- _Page excerpt_
┌──
First, increases in knowledge here are captured explicitly in terms of observed individual-level change, rather than in terms of the ‘implied change’ that results from the use of a lagged dependent variable model. In ‘Broadcasts of Deliberative Polls’, Fishkin and Luskin argue that post-test knowledge level is the best proxy for knowledge change. Here, this would imply that knowledge change could best be measured using the level of knowledge at wave 4 rather than the change in knowledge between waves 1 and 4. The use of this term ‘level’ is typically justified on the grounds that people with high knowledge at time 1 by definition cannot increase their knowledge level at time t 2 as much as can people with low knowledge at time t 1. Moreover, with a lagged dependent variable this ‘level of knowledge at wave 4’ specification can in any case be regarded as capturing the implied effects of knowledge change. However, it should be noted that this is only the modelled effect of change – not the actual effect of observed individual change. In any event, substituting ‘wave 4 level of knowledge’ for the ‘change in knowledge between waves 1 and 4’ in the models reported in Tables 8 and 9 produces virtually identical results to those reported in those two tables. Using the ‘level of knowledge at wave 4’ specifications, the knowledge term fails to produce a significant effect for almost all the dependent variables examined here. The only exception is in the immigration importance equation, where the knowledge term produces a significant (but negative) effect. All of this suggests that the use of an explicit knowledge change measure in Tables 8 and 9 does not mask effects that would be otherwise revealed if an implicit change (wave 4 level) measure were used instead.
└──
- _Provided material_
┌──
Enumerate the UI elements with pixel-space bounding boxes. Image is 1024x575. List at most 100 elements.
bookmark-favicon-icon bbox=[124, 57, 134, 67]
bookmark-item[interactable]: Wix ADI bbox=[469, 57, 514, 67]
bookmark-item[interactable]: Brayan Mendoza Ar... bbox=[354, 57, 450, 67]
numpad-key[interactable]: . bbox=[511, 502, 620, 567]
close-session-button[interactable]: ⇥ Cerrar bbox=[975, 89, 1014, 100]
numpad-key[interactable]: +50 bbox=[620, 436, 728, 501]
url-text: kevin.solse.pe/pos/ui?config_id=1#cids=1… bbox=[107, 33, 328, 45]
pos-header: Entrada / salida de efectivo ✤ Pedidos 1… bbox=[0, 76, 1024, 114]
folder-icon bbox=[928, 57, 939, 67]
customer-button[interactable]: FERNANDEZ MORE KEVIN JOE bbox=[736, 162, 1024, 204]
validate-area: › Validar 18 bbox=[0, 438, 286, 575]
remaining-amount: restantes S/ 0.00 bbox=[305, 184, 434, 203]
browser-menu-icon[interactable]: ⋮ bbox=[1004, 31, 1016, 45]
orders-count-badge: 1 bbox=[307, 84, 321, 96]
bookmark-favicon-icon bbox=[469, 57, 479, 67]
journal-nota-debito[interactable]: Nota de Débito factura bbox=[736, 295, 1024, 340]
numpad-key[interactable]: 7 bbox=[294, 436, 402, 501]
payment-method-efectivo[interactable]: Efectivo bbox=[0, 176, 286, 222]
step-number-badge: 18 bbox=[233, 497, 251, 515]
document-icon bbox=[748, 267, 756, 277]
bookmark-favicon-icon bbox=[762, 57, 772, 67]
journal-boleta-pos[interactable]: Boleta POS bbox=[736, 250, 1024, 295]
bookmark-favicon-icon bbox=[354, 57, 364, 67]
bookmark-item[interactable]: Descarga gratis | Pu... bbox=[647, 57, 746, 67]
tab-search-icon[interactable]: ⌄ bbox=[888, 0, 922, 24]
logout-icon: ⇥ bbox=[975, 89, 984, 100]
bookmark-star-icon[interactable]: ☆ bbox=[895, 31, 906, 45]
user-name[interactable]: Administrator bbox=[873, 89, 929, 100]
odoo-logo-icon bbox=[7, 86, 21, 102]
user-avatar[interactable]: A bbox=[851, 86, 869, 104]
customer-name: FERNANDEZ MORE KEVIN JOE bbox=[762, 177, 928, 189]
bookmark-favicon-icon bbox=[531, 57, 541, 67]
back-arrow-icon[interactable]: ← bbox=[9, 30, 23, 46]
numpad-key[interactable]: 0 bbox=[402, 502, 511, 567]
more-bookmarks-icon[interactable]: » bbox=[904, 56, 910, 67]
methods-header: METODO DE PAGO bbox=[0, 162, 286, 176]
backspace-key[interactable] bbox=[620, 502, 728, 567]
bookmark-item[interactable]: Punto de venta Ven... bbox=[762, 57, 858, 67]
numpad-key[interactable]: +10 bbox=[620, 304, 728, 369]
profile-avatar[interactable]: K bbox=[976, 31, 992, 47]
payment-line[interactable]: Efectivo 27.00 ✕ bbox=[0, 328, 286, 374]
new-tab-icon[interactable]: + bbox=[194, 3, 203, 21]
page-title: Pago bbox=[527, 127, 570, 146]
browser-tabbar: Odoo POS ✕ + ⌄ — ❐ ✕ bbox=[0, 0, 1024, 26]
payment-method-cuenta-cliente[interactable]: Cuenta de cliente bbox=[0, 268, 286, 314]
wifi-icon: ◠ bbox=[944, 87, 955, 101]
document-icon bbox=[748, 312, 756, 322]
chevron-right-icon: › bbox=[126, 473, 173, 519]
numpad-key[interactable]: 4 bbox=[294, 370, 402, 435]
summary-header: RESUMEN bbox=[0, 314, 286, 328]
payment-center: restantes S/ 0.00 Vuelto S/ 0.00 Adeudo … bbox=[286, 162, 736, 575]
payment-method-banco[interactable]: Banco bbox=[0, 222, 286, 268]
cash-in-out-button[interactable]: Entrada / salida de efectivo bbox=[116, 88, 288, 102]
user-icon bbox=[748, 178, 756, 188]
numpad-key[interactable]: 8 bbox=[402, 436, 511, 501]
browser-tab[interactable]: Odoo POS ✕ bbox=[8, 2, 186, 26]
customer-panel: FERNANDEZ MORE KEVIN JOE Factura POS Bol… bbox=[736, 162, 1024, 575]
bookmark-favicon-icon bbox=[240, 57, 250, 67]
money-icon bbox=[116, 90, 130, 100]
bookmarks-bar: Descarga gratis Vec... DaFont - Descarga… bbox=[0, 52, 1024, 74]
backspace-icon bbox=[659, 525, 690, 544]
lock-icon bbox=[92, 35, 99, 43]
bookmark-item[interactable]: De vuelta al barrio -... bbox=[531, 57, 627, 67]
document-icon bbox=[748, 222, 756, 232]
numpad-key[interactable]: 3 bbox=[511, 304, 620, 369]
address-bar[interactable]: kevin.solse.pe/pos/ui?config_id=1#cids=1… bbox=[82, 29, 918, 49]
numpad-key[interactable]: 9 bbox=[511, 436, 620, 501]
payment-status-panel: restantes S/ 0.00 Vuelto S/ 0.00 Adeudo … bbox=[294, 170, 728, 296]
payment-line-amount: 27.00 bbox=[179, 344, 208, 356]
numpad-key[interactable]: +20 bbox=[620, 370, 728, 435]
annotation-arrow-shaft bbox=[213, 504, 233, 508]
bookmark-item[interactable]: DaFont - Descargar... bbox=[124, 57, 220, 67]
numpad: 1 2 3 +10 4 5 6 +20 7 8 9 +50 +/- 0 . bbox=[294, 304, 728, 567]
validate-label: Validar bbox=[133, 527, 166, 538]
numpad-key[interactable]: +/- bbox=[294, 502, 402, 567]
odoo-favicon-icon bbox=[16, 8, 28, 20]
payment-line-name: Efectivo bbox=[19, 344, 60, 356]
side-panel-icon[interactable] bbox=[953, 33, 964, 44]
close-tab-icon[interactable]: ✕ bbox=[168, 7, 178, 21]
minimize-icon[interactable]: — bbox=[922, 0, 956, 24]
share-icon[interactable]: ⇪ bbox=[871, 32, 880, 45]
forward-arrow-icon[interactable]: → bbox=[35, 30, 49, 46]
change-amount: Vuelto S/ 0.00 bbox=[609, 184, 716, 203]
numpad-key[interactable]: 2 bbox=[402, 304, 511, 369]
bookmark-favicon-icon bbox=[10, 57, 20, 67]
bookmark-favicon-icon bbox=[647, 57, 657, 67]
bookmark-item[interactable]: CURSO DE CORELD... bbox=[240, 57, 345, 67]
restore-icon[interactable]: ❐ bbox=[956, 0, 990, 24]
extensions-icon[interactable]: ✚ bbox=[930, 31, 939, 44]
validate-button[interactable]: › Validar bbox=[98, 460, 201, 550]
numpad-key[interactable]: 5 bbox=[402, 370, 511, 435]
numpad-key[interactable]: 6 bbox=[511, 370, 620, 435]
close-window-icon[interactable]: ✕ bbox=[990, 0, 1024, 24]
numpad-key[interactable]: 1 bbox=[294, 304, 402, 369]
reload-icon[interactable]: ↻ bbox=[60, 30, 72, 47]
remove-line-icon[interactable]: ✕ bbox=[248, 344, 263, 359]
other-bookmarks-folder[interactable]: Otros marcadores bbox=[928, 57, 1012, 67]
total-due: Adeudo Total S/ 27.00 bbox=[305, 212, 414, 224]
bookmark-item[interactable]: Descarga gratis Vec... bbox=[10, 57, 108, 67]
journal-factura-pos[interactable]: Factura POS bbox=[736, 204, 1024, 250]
└──
- _Task set_
a. Answer these questions about the passage on measuring knowledge change:
(i) What do Fishkin and Luskin argue is the best proxy for knowledge change?
(ii) In which equation does the wave 4 knowledge term produce a significant effect, and in which direction?
(iii) Which tables report the models that use the explicit knowledge change measure?
b. Write the next part of the passage on measuring knowledge change, starting after its final sentence.

- _Answers given_
a.
(i) Post-test knowledge level.
(ii) The immigration importance equation; the effect is negative.
(iii) Tables 8 and 9.

b.
A second way in which knowledge effects could be specified and estimated is to regard them as interaction effects rather than as simple direct effects. This is the approach taken in Fishkin and Luskin's ‘Broadcasts of Deliberative Polls’. The intuition is that the effects of knowledge acquisition on attitudes vary according to the levels of other explanatory variables in the model. Thus, for example, it might be expected that the effects of inceased knowledge on people's climate change positions will be greater if there is a relatively high (as opposed to a relatively low) level of small group discussion quality. The logic of this approach is that we should be more interested in the effects of the interactions between knowledge and each of the other explanatory variables in the model than in the direct ‘main’ effects of increased knowledge itself. This approach is tested explicity in the results reported in Tables A1 and A2 in the Appendix. The tables are based on the ‘full’ model specifications as shown in Tables 8 and 9, but with all possible interactions between knowledge change and the core explanatory variables added to the models. The tables report the results for the interaction effects only. (The pattern of ‘main’ effects remains virtually identical to that reported in Tables 8 and 9.) The results lend little credence to the idea that knowledge change effects can be discerned using this interaction approach. Across the two tables, only four out of fifty-six possible knowledge interaction effects are statistically significant – barely more than would be expected on the basis of chance alone. This again suggests that it is not the particular model specification design adopted here that is somehow masking the ‘real’ ‘knowledge acquisition’ mechanism that underpins the DP effect.